Saved entries
=-=-=-=-=
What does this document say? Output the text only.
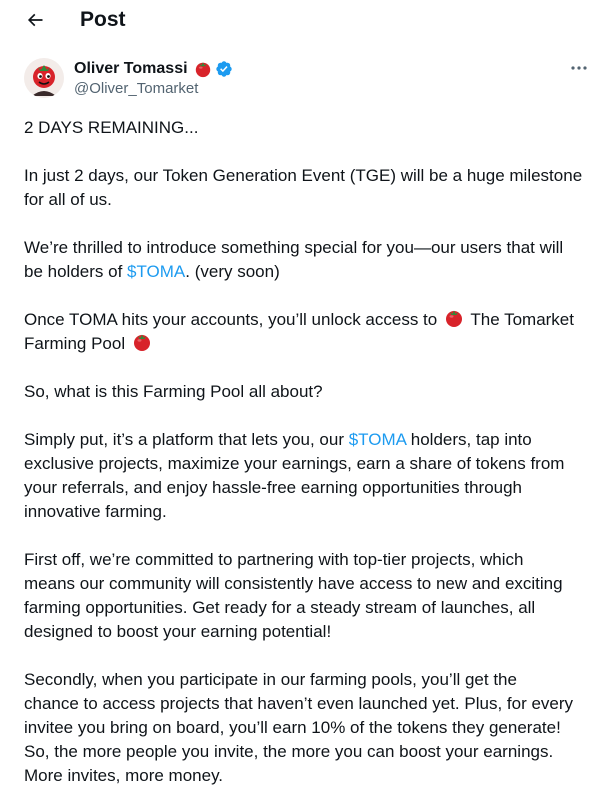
Post
Oliver Tomassi
@Oliver_Tomarket

2 DAYS REMAINING...

In just 2 days, our Token Generation Event (TGE) will be a huge milestone
for all of us.

We’re thrilled to introduce something special for you—our users that will
be holders of $TOMA. (very soon)

Once TOMA hits your accounts, you’ll unlock access to  The Tomarket
Farming Pool

So, what is this Farming Pool all about?

Simply put, it’s a platform that lets you, our $TOMA holders, tap into
exclusive projects, maximize your earnings, earn a share of tokens from
your referrals, and enjoy hassle-free earning opportunities through
innovative farming.

First off, we’re committed to partnering with top-tier projects, which
means our community will consistently have access to new and exciting
farming opportunities. Get ready for a steady stream of launches, all
designed to boost your earning potential!

Secondly, when you participate in our farming pools, you’ll get the
chance to access projects that haven’t even launched yet. Plus, for every
invitee you bring on board, you’ll earn 10% of the tokens they generate!
So, the more people you invite, the more you can boost your earnings.
More invites, more money.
=-=-=-=-=
> **TASK BRIEF**:
Scan the entries above for the word "that" and collect each line holding it.

> **EXERCISE ANSWER**:
We’re thrilled to introduce something special for you—our users that will
Simply put, it’s a platform that lets you, our $TOMA holders, tap into
chance to access projects that haven’t even launched yet. Plus, for every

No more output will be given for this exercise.